[Data provided start]

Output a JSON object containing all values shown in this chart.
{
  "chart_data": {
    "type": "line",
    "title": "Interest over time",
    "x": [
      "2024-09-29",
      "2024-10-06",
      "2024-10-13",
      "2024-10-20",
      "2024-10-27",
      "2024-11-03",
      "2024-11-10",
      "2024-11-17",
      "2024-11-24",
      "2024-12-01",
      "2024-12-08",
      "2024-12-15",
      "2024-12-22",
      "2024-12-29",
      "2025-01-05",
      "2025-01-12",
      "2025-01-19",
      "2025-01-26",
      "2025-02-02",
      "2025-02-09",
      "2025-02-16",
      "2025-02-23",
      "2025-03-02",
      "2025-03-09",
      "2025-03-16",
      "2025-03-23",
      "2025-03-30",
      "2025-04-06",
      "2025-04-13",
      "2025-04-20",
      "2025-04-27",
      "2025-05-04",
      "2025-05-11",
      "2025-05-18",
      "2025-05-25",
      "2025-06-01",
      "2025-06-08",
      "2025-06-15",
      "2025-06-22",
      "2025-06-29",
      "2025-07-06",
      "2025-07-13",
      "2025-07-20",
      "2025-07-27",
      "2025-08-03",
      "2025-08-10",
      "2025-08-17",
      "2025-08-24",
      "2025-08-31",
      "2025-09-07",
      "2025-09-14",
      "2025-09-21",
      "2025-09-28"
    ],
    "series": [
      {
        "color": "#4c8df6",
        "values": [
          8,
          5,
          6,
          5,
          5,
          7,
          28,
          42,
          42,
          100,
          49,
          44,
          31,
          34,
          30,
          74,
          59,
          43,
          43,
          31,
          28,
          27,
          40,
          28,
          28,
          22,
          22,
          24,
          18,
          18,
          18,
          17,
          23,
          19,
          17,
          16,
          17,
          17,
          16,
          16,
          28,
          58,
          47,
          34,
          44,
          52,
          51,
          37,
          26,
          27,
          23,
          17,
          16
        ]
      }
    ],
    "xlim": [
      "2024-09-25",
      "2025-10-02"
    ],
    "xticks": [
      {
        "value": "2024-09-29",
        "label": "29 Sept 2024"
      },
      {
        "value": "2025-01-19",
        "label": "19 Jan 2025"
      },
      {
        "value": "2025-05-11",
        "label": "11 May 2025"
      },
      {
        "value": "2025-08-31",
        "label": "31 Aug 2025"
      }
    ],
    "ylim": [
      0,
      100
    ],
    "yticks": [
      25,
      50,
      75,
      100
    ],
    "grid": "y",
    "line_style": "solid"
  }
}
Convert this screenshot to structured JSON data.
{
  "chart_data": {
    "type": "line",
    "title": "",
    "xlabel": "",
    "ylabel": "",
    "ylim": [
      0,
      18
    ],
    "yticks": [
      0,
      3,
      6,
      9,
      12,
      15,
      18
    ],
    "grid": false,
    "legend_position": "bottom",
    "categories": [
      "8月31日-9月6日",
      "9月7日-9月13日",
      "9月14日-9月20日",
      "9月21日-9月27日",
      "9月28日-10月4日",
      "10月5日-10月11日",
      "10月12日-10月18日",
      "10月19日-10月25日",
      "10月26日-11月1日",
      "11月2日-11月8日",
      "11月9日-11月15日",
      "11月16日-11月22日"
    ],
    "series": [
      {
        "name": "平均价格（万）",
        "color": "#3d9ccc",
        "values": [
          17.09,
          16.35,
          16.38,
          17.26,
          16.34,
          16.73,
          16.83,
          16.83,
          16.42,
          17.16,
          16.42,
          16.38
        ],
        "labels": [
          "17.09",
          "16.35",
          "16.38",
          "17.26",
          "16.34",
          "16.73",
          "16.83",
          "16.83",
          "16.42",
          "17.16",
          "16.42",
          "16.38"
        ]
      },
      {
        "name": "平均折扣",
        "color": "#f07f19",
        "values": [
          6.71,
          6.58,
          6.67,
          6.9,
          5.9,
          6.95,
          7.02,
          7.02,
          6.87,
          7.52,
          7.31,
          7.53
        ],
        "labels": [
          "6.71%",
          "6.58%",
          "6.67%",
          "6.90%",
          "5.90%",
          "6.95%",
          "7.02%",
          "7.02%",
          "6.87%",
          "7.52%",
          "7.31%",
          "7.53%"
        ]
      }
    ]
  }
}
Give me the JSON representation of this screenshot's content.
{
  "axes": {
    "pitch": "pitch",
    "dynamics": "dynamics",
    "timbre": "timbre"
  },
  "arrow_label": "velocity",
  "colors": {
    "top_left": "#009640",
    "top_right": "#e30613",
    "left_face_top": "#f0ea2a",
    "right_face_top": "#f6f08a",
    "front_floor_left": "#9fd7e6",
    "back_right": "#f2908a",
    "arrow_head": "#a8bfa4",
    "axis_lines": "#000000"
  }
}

[Data provided end]

**Task directions**
The required output is the span of lines from the one containing "Give me the" to the last line, reproduced character for character.

**Response for this exercise**
Give me the JSON representation of this screenshot's content.
{
  "axes": {
    "pitch": "pitch",
    "dynamics": "dynamics",
    "timbre": "timbre"
  },
  "arrow_label": "velocity",
  "colors": {
    "top_left": "#009640",
    "top_right": "#e30613",
    "left_face_top": "#f0ea2a",
    "right_face_top": "#f6f08a",
    "front_floor_left": "#9fd7e6",
    "back_right": "#f2908a",
    "arrow_head": "#a8bfa4",
    "axis_lines": "#000000"
  }
}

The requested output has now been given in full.